(Figure collection entries)

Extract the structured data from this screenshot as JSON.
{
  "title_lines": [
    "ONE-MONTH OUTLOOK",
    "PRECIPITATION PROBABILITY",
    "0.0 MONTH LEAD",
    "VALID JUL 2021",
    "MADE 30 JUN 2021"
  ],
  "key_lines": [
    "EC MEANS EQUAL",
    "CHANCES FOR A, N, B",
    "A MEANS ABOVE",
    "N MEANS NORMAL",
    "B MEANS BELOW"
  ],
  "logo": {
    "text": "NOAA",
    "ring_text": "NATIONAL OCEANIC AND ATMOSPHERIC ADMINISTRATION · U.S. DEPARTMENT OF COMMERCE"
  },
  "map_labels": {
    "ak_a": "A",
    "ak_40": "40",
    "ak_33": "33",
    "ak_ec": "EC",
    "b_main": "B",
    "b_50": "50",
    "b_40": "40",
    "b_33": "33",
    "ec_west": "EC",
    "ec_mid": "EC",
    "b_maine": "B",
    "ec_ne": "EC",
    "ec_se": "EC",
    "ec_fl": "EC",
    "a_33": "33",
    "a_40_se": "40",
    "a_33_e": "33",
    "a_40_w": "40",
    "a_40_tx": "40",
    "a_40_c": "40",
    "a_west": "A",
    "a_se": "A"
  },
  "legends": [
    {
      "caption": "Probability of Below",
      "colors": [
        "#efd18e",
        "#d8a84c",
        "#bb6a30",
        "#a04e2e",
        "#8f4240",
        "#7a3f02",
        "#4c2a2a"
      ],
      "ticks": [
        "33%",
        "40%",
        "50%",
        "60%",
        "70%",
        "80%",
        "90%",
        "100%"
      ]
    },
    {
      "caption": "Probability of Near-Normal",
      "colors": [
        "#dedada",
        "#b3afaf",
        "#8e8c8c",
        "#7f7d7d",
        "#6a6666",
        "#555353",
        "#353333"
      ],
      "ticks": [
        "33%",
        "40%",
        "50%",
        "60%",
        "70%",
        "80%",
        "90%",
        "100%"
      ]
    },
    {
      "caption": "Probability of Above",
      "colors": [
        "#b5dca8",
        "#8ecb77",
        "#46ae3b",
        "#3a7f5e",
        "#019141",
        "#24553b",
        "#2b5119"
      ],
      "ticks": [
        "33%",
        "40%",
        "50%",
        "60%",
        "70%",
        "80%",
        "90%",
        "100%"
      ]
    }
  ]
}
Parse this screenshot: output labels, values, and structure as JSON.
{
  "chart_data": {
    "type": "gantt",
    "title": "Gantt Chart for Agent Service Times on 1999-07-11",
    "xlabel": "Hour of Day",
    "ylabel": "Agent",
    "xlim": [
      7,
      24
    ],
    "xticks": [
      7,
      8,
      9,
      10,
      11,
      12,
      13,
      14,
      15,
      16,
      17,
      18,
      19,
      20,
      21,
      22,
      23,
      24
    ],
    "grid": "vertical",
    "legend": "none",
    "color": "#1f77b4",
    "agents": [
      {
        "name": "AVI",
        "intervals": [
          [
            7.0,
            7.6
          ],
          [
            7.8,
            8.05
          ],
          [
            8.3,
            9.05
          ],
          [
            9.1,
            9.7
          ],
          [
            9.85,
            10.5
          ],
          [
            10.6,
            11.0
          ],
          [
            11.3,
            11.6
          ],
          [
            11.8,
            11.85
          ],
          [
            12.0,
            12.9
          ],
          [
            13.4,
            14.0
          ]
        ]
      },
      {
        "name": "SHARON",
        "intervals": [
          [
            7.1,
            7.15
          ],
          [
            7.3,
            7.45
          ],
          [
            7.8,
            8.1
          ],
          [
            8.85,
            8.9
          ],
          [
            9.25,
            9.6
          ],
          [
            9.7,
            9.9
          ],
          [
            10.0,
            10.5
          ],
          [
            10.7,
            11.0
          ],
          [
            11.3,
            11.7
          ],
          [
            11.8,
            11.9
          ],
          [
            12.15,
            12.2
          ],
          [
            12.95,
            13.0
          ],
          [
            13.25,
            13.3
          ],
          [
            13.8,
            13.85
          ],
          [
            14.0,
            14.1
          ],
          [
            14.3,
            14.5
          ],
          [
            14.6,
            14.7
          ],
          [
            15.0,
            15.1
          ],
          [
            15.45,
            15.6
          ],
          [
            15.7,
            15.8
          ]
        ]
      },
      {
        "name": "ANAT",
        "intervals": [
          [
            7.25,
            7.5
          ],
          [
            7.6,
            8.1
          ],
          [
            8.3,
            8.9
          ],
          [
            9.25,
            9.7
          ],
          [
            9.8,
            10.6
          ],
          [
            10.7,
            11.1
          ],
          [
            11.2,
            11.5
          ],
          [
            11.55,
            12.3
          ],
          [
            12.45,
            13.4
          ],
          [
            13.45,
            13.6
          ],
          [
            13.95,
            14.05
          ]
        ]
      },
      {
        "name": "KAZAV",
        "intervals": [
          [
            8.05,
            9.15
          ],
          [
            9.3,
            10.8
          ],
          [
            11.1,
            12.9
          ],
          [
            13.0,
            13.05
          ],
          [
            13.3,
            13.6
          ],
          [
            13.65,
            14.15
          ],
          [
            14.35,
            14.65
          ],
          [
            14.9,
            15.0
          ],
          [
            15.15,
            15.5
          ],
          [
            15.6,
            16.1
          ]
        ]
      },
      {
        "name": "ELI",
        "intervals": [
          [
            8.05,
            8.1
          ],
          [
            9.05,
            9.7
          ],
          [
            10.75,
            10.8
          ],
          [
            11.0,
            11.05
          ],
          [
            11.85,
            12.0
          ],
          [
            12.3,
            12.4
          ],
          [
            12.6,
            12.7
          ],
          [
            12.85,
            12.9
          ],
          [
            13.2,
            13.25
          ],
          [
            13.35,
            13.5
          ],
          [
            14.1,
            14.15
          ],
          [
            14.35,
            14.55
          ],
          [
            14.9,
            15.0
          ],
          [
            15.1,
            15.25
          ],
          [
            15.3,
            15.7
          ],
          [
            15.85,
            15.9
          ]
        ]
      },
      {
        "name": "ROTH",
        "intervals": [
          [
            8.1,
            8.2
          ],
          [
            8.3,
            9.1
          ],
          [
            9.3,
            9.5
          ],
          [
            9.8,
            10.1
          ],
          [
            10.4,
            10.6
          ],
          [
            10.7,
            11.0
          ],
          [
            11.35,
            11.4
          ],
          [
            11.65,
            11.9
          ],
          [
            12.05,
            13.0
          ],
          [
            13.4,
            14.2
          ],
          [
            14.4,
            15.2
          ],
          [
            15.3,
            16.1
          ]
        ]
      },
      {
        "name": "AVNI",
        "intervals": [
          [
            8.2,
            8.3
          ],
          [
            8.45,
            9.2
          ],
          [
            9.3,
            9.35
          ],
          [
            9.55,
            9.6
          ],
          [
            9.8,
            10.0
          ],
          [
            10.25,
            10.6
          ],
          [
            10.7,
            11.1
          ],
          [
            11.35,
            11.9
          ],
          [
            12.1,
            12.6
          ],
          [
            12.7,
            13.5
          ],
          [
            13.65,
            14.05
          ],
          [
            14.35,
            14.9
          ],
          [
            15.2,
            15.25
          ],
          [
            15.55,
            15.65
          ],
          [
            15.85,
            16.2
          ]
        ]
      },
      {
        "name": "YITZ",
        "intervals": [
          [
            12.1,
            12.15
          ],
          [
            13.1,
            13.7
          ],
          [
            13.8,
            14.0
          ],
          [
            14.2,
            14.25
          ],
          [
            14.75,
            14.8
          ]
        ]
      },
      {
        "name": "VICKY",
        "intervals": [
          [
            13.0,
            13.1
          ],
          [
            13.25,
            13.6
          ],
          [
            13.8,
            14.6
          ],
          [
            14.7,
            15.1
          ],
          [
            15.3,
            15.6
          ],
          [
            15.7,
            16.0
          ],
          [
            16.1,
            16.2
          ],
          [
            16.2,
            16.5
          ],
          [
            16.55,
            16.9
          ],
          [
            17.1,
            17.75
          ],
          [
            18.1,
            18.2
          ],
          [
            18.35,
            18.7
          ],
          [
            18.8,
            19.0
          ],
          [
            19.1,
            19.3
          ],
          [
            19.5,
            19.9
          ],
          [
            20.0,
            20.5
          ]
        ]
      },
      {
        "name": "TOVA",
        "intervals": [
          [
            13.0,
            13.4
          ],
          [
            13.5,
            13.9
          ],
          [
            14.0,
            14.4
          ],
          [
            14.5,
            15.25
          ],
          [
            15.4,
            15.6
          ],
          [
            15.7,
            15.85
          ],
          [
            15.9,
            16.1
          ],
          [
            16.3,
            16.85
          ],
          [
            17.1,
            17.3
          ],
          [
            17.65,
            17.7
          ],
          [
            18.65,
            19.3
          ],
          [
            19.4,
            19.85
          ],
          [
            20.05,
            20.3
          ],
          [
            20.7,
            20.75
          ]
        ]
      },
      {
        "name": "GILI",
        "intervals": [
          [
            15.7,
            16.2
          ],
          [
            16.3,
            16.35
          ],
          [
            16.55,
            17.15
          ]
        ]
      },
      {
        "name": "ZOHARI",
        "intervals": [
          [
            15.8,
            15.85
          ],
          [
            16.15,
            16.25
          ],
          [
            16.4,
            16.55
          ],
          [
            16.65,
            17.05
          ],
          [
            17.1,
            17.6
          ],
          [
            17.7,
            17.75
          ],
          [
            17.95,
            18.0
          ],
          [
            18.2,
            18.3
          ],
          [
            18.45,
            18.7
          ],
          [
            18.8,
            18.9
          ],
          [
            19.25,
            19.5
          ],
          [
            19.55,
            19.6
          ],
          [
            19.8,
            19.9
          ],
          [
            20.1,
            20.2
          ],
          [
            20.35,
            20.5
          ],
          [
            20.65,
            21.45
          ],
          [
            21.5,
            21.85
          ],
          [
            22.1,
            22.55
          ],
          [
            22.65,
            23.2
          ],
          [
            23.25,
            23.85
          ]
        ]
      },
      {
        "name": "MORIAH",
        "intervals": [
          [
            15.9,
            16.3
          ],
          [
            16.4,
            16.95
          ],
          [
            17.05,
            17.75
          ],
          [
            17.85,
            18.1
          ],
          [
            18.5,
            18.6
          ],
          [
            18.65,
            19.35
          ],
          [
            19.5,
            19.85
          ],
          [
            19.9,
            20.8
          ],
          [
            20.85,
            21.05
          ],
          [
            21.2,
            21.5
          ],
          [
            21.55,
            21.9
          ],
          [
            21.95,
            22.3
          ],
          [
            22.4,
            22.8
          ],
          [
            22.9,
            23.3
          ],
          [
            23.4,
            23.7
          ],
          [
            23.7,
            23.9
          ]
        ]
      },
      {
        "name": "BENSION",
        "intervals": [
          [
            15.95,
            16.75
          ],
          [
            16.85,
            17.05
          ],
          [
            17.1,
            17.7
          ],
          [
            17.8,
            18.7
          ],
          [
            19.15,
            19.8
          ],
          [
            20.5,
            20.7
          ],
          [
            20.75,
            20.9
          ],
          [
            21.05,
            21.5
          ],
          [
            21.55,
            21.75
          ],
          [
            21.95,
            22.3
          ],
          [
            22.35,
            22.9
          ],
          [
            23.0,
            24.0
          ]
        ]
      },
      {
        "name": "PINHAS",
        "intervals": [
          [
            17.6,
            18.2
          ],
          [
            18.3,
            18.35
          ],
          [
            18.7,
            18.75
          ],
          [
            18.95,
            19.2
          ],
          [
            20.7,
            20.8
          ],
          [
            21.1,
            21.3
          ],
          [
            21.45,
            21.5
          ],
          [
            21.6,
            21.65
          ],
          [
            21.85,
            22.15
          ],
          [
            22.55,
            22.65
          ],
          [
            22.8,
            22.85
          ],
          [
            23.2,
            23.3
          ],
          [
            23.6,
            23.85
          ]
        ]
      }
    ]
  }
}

* **What you should do**
Out of the material above, gather each line where "this" appears.

* **Answer to the task**
Extract the structured data from this screenshot as JSON.
Parse this screenshot: output labels, values, and structure as JSON.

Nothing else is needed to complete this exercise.